-- START OF Records supplied --
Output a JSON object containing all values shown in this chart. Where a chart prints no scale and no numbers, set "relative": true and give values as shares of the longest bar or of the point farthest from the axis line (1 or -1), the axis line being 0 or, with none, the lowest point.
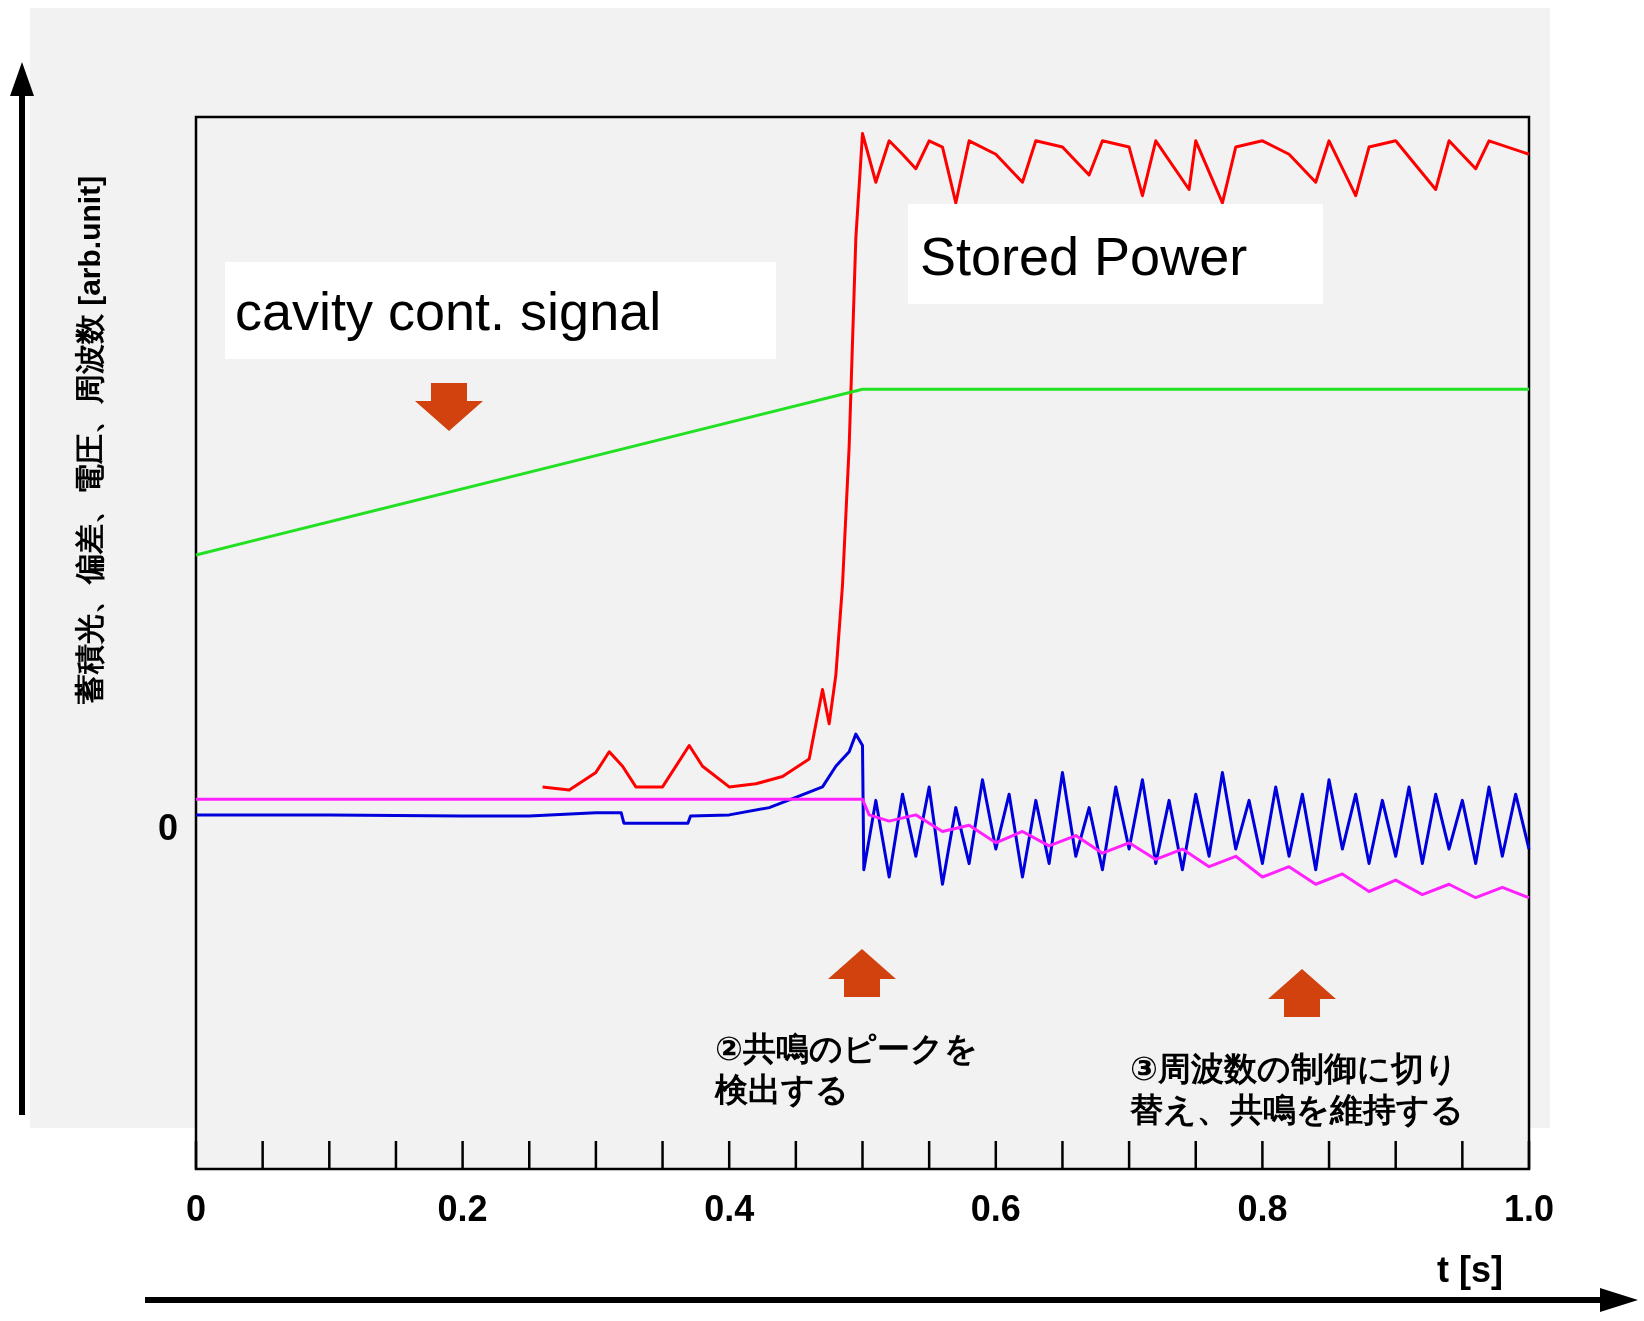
{
  "chart_data": {
    "type": "line",
    "relative": true,
    "xlabel": "t [s]",
    "ylabel": "蓄積光、偏差、電圧、周波数 [arb.unit]",
    "xlim": [
      0,
      1
    ],
    "xticks": [
      0,
      0.2,
      0.4,
      0.6,
      0.8,
      {
        "value": 1,
        "label": "1.0"
      }
    ],
    "grid": false,
    "series": [
      {
        "color": "#ff0000",
        "x": [
          0.26,
          0.28,
          0.3,
          0.31,
          0.32,
          0.33,
          0.35,
          0.37,
          0.38,
          0.4,
          0.42,
          0.44,
          0.46,
          0.47,
          0.475,
          0.48,
          0.485,
          0.49,
          0.495,
          0.5,
          0.51,
          0.52,
          0.53,
          0.54,
          0.55,
          0.56,
          0.57,
          0.58,
          0.6,
          0.62,
          0.63,
          0.65,
          0.67,
          0.68,
          0.7,
          0.71,
          0.72,
          0.745,
          0.75,
          0.77,
          0.78,
          0.8,
          0.82,
          0.84,
          0.85,
          0.87,
          0.88,
          0.9,
          0.93,
          0.94,
          0.96,
          0.97,
          1.0
        ],
        "values": [
          0.369,
          0.366,
          0.383,
          0.403,
          0.389,
          0.369,
          0.369,
          0.409,
          0.389,
          0.369,
          0.372,
          0.379,
          0.396,
          0.463,
          0.43,
          0.477,
          0.564,
          0.698,
          0.899,
          1,
          0.953,
          0.993,
          0.98,
          0.966,
          0.993,
          0.987,
          0.933,
          0.993,
          0.98,
          0.953,
          0.993,
          0.987,
          0.96,
          0.993,
          0.987,
          0.94,
          0.993,
          0.946,
          0.993,
          0.933,
          0.987,
          0.993,
          0.98,
          0.953,
          0.993,
          0.94,
          0.987,
          0.993,
          0.946,
          0.993,
          0.966,
          0.993,
          0.98
        ]
      },
      {
        "color": "#22e022",
        "x": [
          0,
          0.5,
          1.0
        ],
        "values": [
          0.593,
          0.753,
          0.753
        ]
      },
      {
        "color": "#0000dd",
        "x": [
          0,
          0.1,
          0.2,
          0.25,
          0.3,
          0.319,
          0.321,
          0.35,
          0.369,
          0.371,
          0.4,
          0.43,
          0.45,
          0.47,
          0.48,
          0.49,
          0.495,
          0.5,
          0.501,
          0.51,
          0.52,
          0.53,
          0.54,
          0.55,
          0.56,
          0.57,
          0.58,
          0.59,
          0.6,
          0.61,
          0.62,
          0.63,
          0.64,
          0.65,
          0.66,
          0.67,
          0.68,
          0.69,
          0.7,
          0.71,
          0.72,
          0.73,
          0.74,
          0.75,
          0.76,
          0.77,
          0.78,
          0.79,
          0.8,
          0.81,
          0.82,
          0.83,
          0.84,
          0.85,
          0.86,
          0.87,
          0.88,
          0.89,
          0.9,
          0.91,
          0.92,
          0.93,
          0.94,
          0.95,
          0.96,
          0.97,
          0.98,
          0.99,
          1.0
        ],
        "values": [
          0.342,
          0.342,
          0.341,
          0.341,
          0.344,
          0.344,
          0.334,
          0.334,
          0.334,
          0.341,
          0.342,
          0.349,
          0.359,
          0.369,
          0.389,
          0.403,
          0.42,
          0.409,
          0.289,
          0.356,
          0.282,
          0.362,
          0.302,
          0.369,
          0.275,
          0.349,
          0.295,
          0.376,
          0.309,
          0.362,
          0.282,
          0.356,
          0.295,
          0.383,
          0.302,
          0.349,
          0.289,
          0.369,
          0.309,
          0.376,
          0.295,
          0.356,
          0.289,
          0.362,
          0.302,
          0.383,
          0.309,
          0.356,
          0.295,
          0.369,
          0.302,
          0.362,
          0.289,
          0.376,
          0.309,
          0.362,
          0.295,
          0.356,
          0.302,
          0.369,
          0.295,
          0.362,
          0.309,
          0.356,
          0.295,
          0.369,
          0.302,
          0.362,
          0.309
        ]
      },
      {
        "color": "#ff22ff",
        "x": [
          0,
          0.5,
          0.505,
          0.52,
          0.54,
          0.56,
          0.58,
          0.6,
          0.62,
          0.64,
          0.66,
          0.68,
          0.7,
          0.72,
          0.74,
          0.76,
          0.78,
          0.8,
          0.82,
          0.84,
          0.86,
          0.88,
          0.9,
          0.92,
          0.94,
          0.96,
          0.98,
          1.0
        ],
        "values": [
          0.357,
          0.357,
          0.342,
          0.336,
          0.342,
          0.326,
          0.332,
          0.315,
          0.326,
          0.312,
          0.322,
          0.305,
          0.315,
          0.299,
          0.309,
          0.292,
          0.302,
          0.282,
          0.292,
          0.275,
          0.285,
          0.268,
          0.279,
          0.265,
          0.275,
          0.262,
          0.272,
          0.262
        ]
      }
    ],
    "annotations": [
      "0",
      "cavity cont. signal",
      "Stored Power",
      "②共鳴のピークを検出する",
      "③周波数の制御に切り替え、共鳴を維持する"
    ]
  }
}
-- END OF Records supplied --
* **Short exercise**:
Write every entry out again exactly, dropping the pictures.

* **Response**:
Output a JSON object containing all values shown in this chart. Where a chart prints no scale and no numbers, set "relative": true and give values as shares of the longest bar or of the point farthest from the axis line (1 or -1), the axis line being 0 or, with none, the lowest point.
{
  "chart_data": {
    "type": "line",
    "relative": true,
    "xlabel": "t [s]",
    "ylabel": "蓄積光、偏差、電圧、周波数 [arb.unit]",
    "xlim": [
      0,
      1
    ],
    "xticks": [
      0,
      0.2,
      0.4,
      0.6,
      0.8,
      {
        "value": 1,
        "label": "1.0"
      }
    ],
    "grid": false,
    "series": [
      {
        "color": "#ff0000",
        "x": [
          0.26,
          0.28,
          0.3,
          0.31,
          0.32,
          0.33,
          0.35,
          0.37,
          0.38,
          0.4,
          0.42,
          0.44,
          0.46,
          0.47,
          0.475,
          0.48,
          0.485,
          0.49,
          0.495,
          0.5,
          0.51,
          0.52,
          0.53,
          0.54,
          0.55,
          0.56,
          0.57,
          0.58,
          0.6,
          0.62,
          0.63,
          0.65,
          0.67,
          0.68,
          0.7,
          0.71,
          0.72,
          0.745,
          0.75,
          0.77,
          0.78,
          0.8,
          0.82,
          0.84,
          0.85,
          0.87,
          0.88,
          0.9,
          0.93,
          0.94,
          0.96,
          0.97,
          1.0
        ],
        "values": [
          0.369,
          0.366,
          0.383,
          0.403,
          0.389,
          0.369,
          0.369,
          0.409,
          0.389,
          0.369,
          0.372,
          0.379,
          0.396,
          0.463,
          0.43,
          0.477,
          0.564,
          0.698,
          0.899,
          1,
          0.953,
          0.993,
          0.98,
          0.966,
          0.993,
          0.987,
          0.933,
          0.993,
          0.98,
          0.953,
          0.993,
          0.987,
          0.96,
          0.993,
          0.987,
          0.94,
          0.993,
          0.946,
          0.993,
          0.933,
          0.987,
          0.993,
          0.98,
          0.953,
          0.993,
          0.94,
          0.987,
          0.993,
          0.946,
          0.993,
          0.966,
          0.993,
          0.98
        ]
      },
      {
        "color": "#22e022",
        "x": [
          0,
          0.5,
          1.0
        ],
        "values": [
          0.593,
          0.753,
          0.753
        ]
      },
      {
        "color": "#0000dd",
        "x": [
          0,
          0.1,
          0.2,
          0.25,
          0.3,
          0.319,
          0.321,
          0.35,
          0.369,
          0.371,
          0.4,
          0.43,
          0.45,
          0.47,
          0.48,
          0.49,
          0.495,
          0.5,
          0.501,
          0.51,
          0.52,
          0.53,
          0.54,
          0.55,
          0.56,
          0.57,
          0.58,
          0.59,
          0.6,
          0.61,
          0.62,
          0.63,
          0.64,
          0.65,
          0.66,
          0.67,
          0.68,
          0.69,
          0.7,
          0.71,
          0.72,
          0.73,
          0.74,
          0.75,
          0.76,
          0.77,
          0.78,
          0.79,
          0.8,
          0.81,
          0.82,
          0.83,
          0.84,
          0.85,
          0.86,
          0.87,
          0.88,
          0.89,
          0.9,
          0.91,
          0.92,
          0.93,
          0.94,
          0.95,
          0.96,
          0.97,
          0.98,
          0.99,
          1.0
        ],
        "values": [
          0.342,
          0.342,
          0.341,
          0.341,
          0.344,
          0.344,
          0.334,
          0.334,
          0.334,
          0.341,
          0.342,
          0.349,
          0.359,
          0.369,
          0.389,
          0.403,
          0.42,
          0.409,
          0.289,
          0.356,
          0.282,
          0.362,
          0.302,
          0.369,
          0.275,
          0.349,
          0.295,
          0.376,
          0.309,
          0.362,
          0.282,
          0.356,
          0.295,
          0.383,
          0.302,
          0.349,
          0.289,
          0.369,
          0.309,
          0.376,
          0.295,
          0.356,
          0.289,
          0.362,
          0.302,
          0.383,
          0.309,
          0.356,
          0.295,
          0.369,
          0.302,
          0.362,
          0.289,
          0.376,
          0.309,
          0.362,
          0.295,
          0.356,
          0.302,
          0.369,
          0.295,
          0.362,
          0.309,
          0.356,
          0.295,
          0.369,
          0.302,
          0.362,
          0.309
        ]
      },
      {
        "color": "#ff22ff",
        "x": [
          0,
          0.5,
          0.505,
          0.52,
          0.54,
          0.56,
          0.58,
          0.6,
          0.62,
          0.64,
          0.66,
          0.68,
          0.7,
          0.72,
          0.74,
          0.76,
          0.78,
          0.8,
          0.82,
          0.84,
          0.86,
          0.88,
          0.9,
          0.92,
          0.94,
          0.96,
          0.98,
          1.0
        ],
        "values": [
          0.357,
          0.357,
          0.342,
          0.336,
          0.342,
          0.326,
          0.332,
          0.315,
          0.326,
          0.312,
          0.322,
          0.305,
          0.315,
          0.299,
          0.309,
          0.292,
          0.302,
          0.282,
          0.292,
          0.275,
          0.285,
          0.268,
          0.279,
          0.265,
          0.275,
          0.262,
          0.272,
          0.262
        ]
      }
    ],
    "annotations": [
      "0",
      "cavity cont. signal",
      "Stored Power",
      "②共鳴のピークを検出する",
      "③周波数の制御に切り替え、共鳴を維持する"
    ]
  }
}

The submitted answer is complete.